## Directions
Compute the number of lines that include the string "name", then output that number and nothing else.

## Records provided
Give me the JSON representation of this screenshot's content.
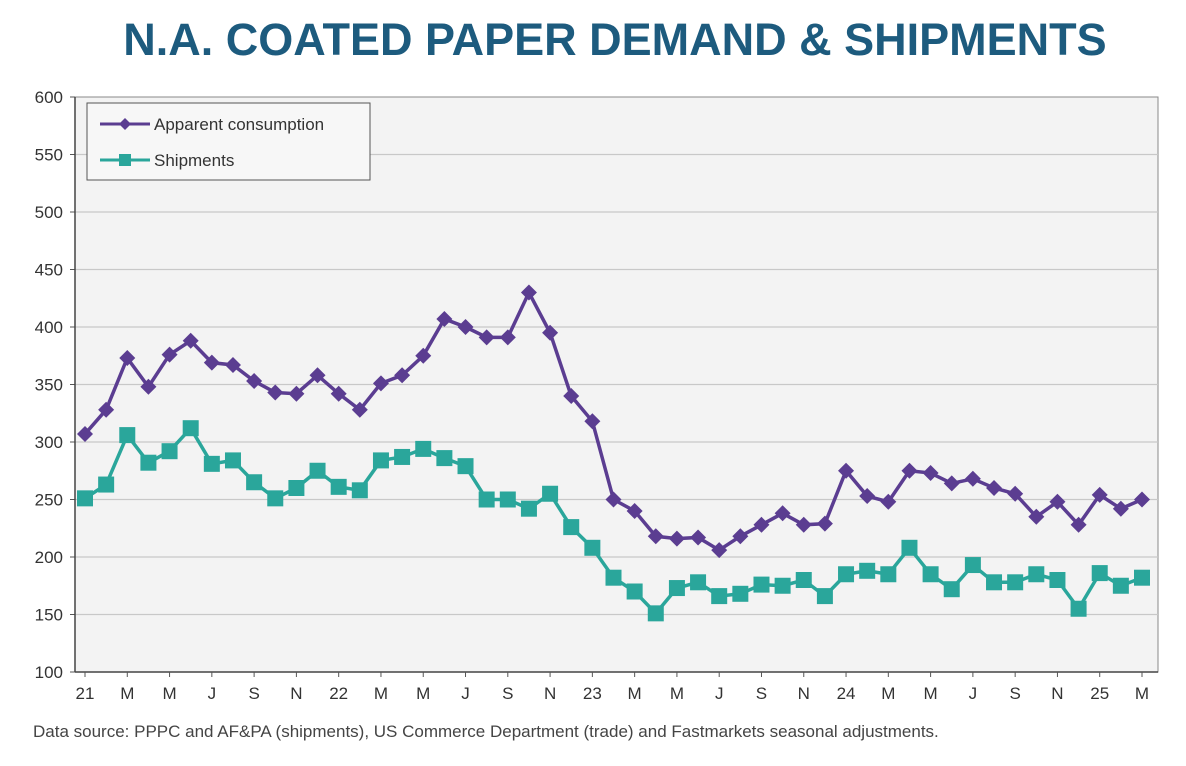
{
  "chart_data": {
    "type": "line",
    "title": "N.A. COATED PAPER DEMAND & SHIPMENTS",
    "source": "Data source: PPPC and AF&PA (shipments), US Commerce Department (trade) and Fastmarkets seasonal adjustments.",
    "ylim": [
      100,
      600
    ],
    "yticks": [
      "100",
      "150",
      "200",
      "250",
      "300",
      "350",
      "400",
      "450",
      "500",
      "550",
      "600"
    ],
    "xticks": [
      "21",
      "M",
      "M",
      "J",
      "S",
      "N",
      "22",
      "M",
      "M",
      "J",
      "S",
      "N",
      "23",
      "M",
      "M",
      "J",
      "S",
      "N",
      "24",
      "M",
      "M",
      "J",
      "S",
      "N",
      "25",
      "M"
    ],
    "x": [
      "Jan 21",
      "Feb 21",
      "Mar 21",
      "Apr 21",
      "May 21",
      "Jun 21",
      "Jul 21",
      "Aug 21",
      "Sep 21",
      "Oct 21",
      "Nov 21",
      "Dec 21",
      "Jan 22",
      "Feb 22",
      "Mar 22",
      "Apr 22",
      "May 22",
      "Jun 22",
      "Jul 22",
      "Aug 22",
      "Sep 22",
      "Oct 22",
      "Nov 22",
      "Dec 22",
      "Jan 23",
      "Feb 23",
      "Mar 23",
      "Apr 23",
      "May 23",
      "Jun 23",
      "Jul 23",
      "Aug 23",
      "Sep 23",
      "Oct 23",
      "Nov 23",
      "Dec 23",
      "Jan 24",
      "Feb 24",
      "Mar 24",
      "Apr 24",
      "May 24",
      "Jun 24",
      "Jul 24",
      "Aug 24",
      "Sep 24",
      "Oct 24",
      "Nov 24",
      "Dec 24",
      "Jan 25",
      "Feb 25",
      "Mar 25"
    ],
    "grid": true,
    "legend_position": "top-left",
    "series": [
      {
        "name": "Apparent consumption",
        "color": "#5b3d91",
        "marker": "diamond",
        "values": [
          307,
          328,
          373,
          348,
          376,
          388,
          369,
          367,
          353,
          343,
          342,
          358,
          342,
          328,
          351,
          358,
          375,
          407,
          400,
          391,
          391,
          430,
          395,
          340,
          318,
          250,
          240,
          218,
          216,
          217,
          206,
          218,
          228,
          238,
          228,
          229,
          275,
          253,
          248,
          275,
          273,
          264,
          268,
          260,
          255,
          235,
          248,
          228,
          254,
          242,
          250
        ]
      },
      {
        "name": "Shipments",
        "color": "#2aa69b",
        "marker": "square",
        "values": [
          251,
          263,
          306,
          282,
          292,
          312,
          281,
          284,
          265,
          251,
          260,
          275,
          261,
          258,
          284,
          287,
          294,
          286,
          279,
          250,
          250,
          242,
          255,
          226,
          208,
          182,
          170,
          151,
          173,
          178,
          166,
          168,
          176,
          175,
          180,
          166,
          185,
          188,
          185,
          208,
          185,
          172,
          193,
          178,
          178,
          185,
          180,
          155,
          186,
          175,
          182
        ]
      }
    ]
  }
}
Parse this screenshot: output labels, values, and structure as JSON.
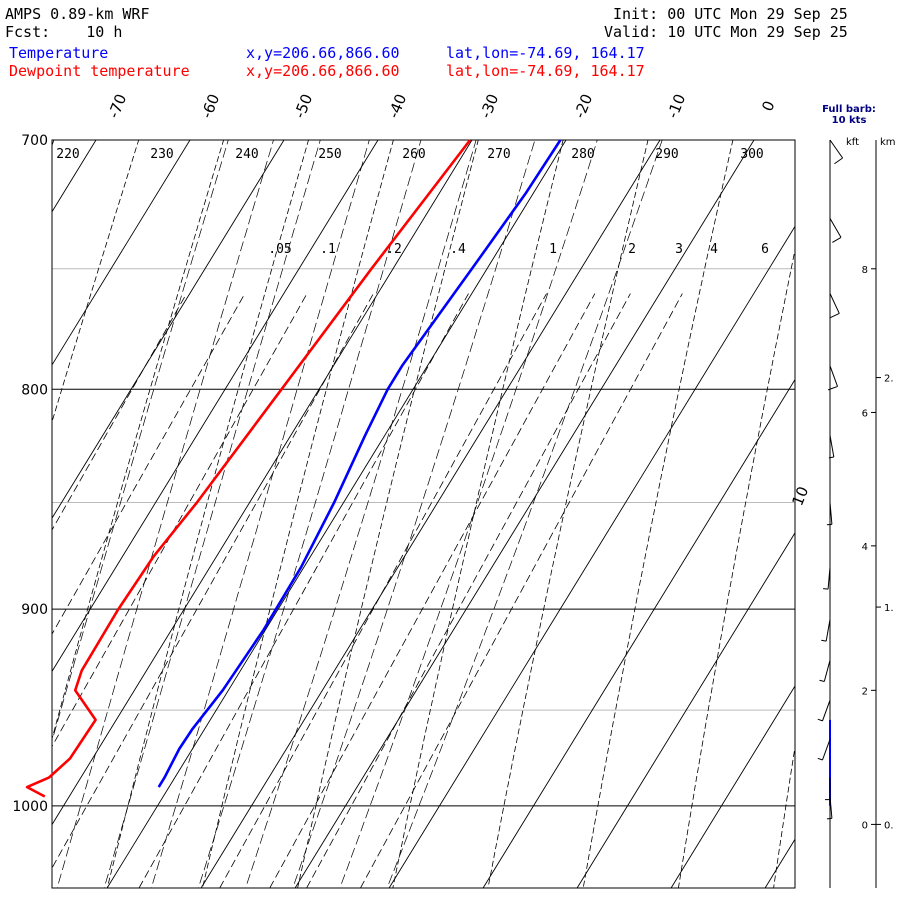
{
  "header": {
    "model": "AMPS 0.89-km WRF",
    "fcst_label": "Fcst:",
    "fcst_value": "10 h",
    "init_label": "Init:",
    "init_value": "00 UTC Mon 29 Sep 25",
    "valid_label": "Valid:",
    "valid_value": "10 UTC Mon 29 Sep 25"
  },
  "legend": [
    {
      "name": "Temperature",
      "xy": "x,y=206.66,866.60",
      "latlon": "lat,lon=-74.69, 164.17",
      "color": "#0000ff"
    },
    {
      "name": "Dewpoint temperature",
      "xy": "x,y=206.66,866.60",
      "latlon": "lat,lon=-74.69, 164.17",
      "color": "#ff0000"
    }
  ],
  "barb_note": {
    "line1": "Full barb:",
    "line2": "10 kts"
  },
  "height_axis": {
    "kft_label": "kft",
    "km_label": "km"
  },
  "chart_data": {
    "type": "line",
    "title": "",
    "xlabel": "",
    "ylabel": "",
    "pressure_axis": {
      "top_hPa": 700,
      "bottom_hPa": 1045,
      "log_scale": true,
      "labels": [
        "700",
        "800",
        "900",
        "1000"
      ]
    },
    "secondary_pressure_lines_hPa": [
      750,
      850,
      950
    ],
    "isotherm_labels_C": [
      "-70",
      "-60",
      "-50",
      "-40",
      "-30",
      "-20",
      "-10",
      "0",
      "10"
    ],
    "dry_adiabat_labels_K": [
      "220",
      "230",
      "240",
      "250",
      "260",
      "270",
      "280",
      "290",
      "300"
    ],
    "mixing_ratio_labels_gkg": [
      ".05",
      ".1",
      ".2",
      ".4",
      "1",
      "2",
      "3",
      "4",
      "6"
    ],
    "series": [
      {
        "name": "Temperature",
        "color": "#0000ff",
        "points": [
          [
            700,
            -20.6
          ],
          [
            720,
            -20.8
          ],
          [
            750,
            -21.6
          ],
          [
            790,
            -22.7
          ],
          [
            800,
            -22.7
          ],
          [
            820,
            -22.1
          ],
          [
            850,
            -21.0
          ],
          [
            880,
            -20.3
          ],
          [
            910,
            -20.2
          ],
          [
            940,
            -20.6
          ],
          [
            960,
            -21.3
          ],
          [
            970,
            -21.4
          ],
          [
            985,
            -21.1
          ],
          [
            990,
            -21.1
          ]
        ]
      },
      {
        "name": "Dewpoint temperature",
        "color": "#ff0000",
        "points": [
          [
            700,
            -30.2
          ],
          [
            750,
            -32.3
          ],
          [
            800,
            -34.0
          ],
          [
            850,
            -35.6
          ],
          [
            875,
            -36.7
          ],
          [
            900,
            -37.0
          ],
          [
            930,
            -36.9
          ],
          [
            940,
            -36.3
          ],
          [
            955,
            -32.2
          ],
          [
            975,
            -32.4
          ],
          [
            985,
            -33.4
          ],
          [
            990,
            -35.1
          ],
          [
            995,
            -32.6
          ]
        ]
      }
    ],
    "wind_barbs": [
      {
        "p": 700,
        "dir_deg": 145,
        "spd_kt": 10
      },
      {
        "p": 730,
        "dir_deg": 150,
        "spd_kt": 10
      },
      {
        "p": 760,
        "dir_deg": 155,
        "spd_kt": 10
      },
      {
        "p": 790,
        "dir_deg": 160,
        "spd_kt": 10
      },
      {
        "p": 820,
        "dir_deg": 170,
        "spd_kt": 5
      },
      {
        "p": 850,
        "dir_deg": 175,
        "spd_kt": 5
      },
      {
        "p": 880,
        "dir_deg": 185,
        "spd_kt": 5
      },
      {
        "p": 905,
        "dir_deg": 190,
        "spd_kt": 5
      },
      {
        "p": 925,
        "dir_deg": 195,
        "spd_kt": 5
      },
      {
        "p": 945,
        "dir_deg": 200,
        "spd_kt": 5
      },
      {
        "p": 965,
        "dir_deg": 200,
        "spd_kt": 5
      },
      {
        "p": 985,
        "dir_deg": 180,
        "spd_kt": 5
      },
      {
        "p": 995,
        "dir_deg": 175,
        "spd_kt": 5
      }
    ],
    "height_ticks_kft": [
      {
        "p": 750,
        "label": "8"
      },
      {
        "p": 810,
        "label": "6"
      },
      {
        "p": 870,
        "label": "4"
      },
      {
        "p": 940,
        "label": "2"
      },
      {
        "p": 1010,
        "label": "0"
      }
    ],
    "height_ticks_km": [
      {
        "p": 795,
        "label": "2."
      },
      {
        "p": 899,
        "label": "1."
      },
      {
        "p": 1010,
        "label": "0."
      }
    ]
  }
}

## Answer below
6